== Exercise directions ==
Copy each line in which the string "wide" occurs.

== Exercise data ==
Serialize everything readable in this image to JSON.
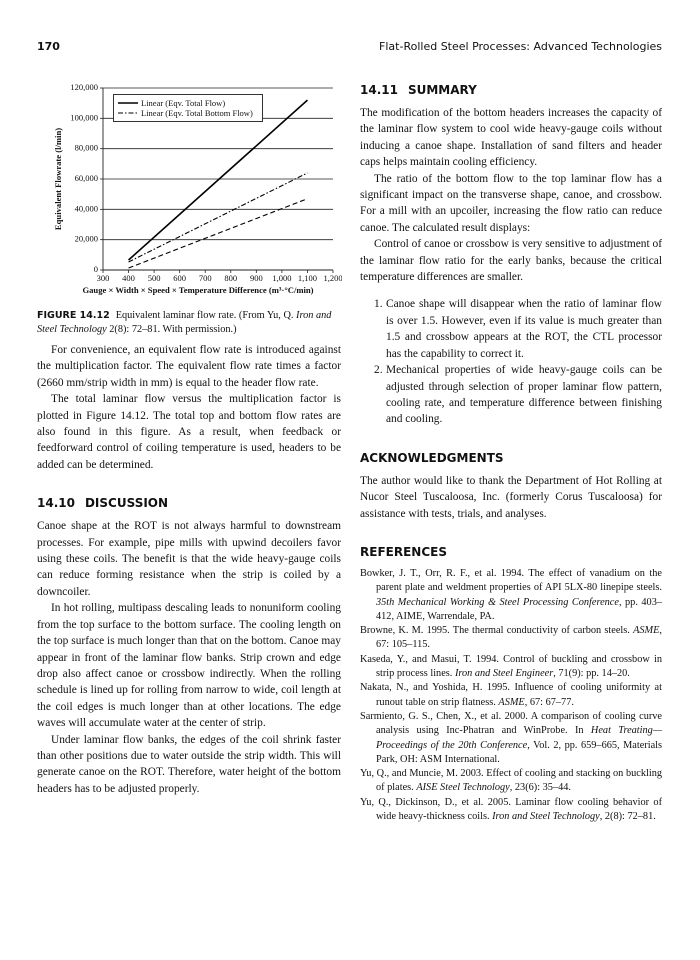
{
  "header": {
    "page_number": "170",
    "running_title": "Flat-Rolled Steel Processes: Advanced Technologies"
  },
  "chart_data": {
    "type": "line",
    "y_label": "Equivalent Flowrate (l/min)",
    "x_label": "Gauge × Width × Speed × Temperature Difference (m³·°C/min)",
    "x": [
      400,
      1100
    ],
    "series": [
      {
        "name": "Linear (Eqv. Total Flow)",
        "color": "#000000",
        "dash": "solid",
        "values": [
          6600,
          112000
        ]
      },
      {
        "name": "Linear (Eqv. Total Bottom Flow)",
        "color": "#000000",
        "dash": "dashdot",
        "values": [
          5300,
          64000
        ]
      },
      {
        "name": null,
        "color": "#000000",
        "dash": "dashed",
        "values": [
          1300,
          47000
        ]
      }
    ],
    "xlim": [
      300,
      1200
    ],
    "xticks": [
      300,
      400,
      500,
      600,
      700,
      800,
      900,
      {
        "value": 1000,
        "label": "1,000"
      },
      {
        "value": 1100,
        "label": "1,100"
      },
      {
        "value": 1200,
        "label": "1,200"
      }
    ],
    "ylim": [
      0,
      120000
    ],
    "yticks": [
      0,
      {
        "value": 20000,
        "label": "20,000"
      },
      {
        "value": 40000,
        "label": "40,000"
      },
      {
        "value": 60000,
        "label": "60,000"
      },
      {
        "value": 80000,
        "label": "80,000"
      },
      {
        "value": 100000,
        "label": "100,000"
      },
      {
        "value": 120000,
        "label": "120,000"
      }
    ],
    "grid": true
  },
  "figure_caption": {
    "label": "FIGURE 14.12",
    "runs": [
      {
        "text": "Equivalent laminar flow rate. (From Yu, Q. "
      },
      {
        "text": "Iron and Steel Technology",
        "italic": true
      },
      {
        "text": " 2(8): 72–81. With permission.)"
      }
    ]
  },
  "left": [
    {
      "type": "paragraph",
      "text": "For convenience, an equivalent flow rate is introduced against the multiplication factor. The equivalent flow rate times a factor (2660 mm/strip width in mm) is equal to the header flow rate."
    },
    {
      "type": "paragraph",
      "text": "The total laminar flow versus the multiplication factor is plotted in Figure 14.12. The total top and bottom flow rates are also found in this figure. As a result, when feedback or feedforward control of coiling temperature is used, headers to be added can be determined."
    },
    {
      "type": "heading",
      "number": "14.10",
      "title": "DISCUSSION"
    },
    {
      "type": "paragraph",
      "text": "Canoe shape at the ROT is not always harmful to downstream processes. For example, pipe mills with upwind decoilers favor using these coils. The benefit is that the wide heavy-gauge coils can reduce forming resistance when the strip is coiled by a downcoiler."
    },
    {
      "type": "paragraph",
      "text": "In hot rolling, multipass descaling leads to nonuniform cooling from the top surface to the bottom surface. The cooling length on the top surface is much longer than that on the bottom. Canoe may appear in front of the laminar flow banks. Strip crown and edge drop also affect canoe or crossbow indirectly. When the rolling schedule is lined up for rolling from narrow to wide, coil length at the coil edges is much longer than at other locations. The edge waves will accumulate water at the center of strip."
    },
    {
      "type": "paragraph",
      "text": "Under laminar flow banks, the edges of the coil shrink faster than other positions due to water outside the strip width. This will generate canoe on the ROT. Therefore, water height of the bottom headers has to be adjusted properly."
    }
  ],
  "right": [
    {
      "type": "heading",
      "number": "14.11",
      "title": "SUMMARY"
    },
    {
      "type": "paragraph",
      "text": "The modification of the bottom headers increases the capacity of the laminar flow system to cool wide heavy-gauge coils without inducing a canoe shape. Installation of sand filters and header caps helps maintain cooling efficiency."
    },
    {
      "type": "paragraph",
      "text": "The ratio of the bottom flow to the top laminar flow has a significant impact on the transverse shape, canoe, and crossbow. For a mill with an upcoiler, increasing the flow ratio can reduce canoe. The calculated result displays:"
    },
    {
      "type": "paragraph",
      "text": "Control of canoe or crossbow is very sensitive to adjustment of the laminar flow ratio for the early banks, because the critical temperature differences are smaller."
    },
    {
      "type": "list_item",
      "number": "1.",
      "text": "Canoe shape will disappear when the ratio of laminar flow is over 1.5. However, even if its value is much greater than 1.5 and crossbow appears at the ROT, the CTL processor has the capability to correct it."
    },
    {
      "type": "list_item",
      "number": "2.",
      "text": "Mechanical properties of wide heavy-gauge coils can be adjusted through selection of proper laminar flow pattern, cooling rate, and temperature difference between finishing and cooling."
    },
    {
      "type": "heading",
      "title": "ACKNOWLEDGMENTS"
    },
    {
      "type": "paragraph",
      "text": "The author would like to thank the Department of Hot Rolling at Nucor Steel Tuscaloosa, Inc. (formerly Corus Tuscaloosa) for assistance with tests, trials, and analyses."
    },
    {
      "type": "heading",
      "title": "REFERENCES"
    },
    {
      "type": "reference",
      "runs": [
        {
          "text": "Bowker, J. T., Orr, R. F., et al. 1994. The effect of vanadium on the parent plate and weldment properties of API 5LX-80 linepipe steels. "
        },
        {
          "text": "35th Mechanical Working & Steel Processing Conference",
          "italic": true
        },
        {
          "text": ", pp. 403–412, AIME, Warrendale, PA."
        }
      ]
    },
    {
      "type": "reference",
      "runs": [
        {
          "text": "Browne, K. M. 1995. The thermal conductivity of carbon steels. "
        },
        {
          "text": "ASME",
          "italic": true
        },
        {
          "text": ", 67: 105–115."
        }
      ]
    },
    {
      "type": "reference",
      "runs": [
        {
          "text": "Kaseda, Y., and Masui, T. 1994. Control of buckling and crossbow in strip process lines. "
        },
        {
          "text": "Iron and Steel Engineer",
          "italic": true
        },
        {
          "text": ", 71(9): pp. 14–20."
        }
      ]
    },
    {
      "type": "reference",
      "runs": [
        {
          "text": "Nakata, N., and Yoshida, H. 1995. Influence of cooling uniformity at runout table on strip flatness. "
        },
        {
          "text": "ASME",
          "italic": true
        },
        {
          "text": ", 67: 67–77."
        }
      ]
    },
    {
      "type": "reference",
      "runs": [
        {
          "text": "Sarmiento, G. S., Chen, X., et al. 2000. A comparison of cooling curve analysis using Inc-Phatran and WinProbe. In "
        },
        {
          "text": "Heat Treating—Proceedings of the 20th Conference",
          "italic": true
        },
        {
          "text": ", Vol. 2, pp. 659–665, Materials Park, OH: ASM International."
        }
      ]
    },
    {
      "type": "reference",
      "runs": [
        {
          "text": "Yu, Q., and Muncie, M. 2003. Effect of cooling and stacking on buckling of plates. "
        },
        {
          "text": "AISE Steel Technology",
          "italic": true
        },
        {
          "text": ", 23(6): 35–44."
        }
      ]
    },
    {
      "type": "reference",
      "runs": [
        {
          "text": "Yu, Q., Dickinson, D., et al. 2005. Laminar flow cooling behavior of wide heavy-thickness coils. "
        },
        {
          "text": "Iron and Steel Technology",
          "italic": true
        },
        {
          "text": ", 2(8): 72–81."
        }
      ]
    }
  ]
}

== Response to this task ==
      "text": "Canoe shape at the ROT is not always harmful to downstream processes. For example, pipe mills with upwind decoilers favor using these coils. The benefit is that the wide heavy-gauge coils can reduce forming resistance when the strip is coiled by a downcoiler."
      "text": "In hot rolling, multipass descaling leads to nonuniform cooling from the top surface to the bottom surface. The cooling length on the top surface is much longer than that on the bottom. Canoe may appear in front of the laminar flow banks. Strip crown and edge drop also affect canoe or crossbow indirectly. When the rolling schedule is lined up for rolling from narrow to wide, coil length at the coil edges is much longer than at other locations. The edge waves will accumulate water at the center of strip."
      "text": "The modification of the bottom headers increases the capacity of the laminar flow system to cool wide heavy-gauge coils without inducing a canoe shape. Installation of sand filters and header caps helps maintain cooling efficiency."
      "text": "Mechanical properties of wide heavy-gauge coils can be adjusted through selection of proper laminar flow pattern, cooling rate, and temperature difference between finishing and cooling."
          "text": "Yu, Q., Dickinson, D., et al. 2005. Laminar flow cooling behavior of wide heavy-thickness coils. "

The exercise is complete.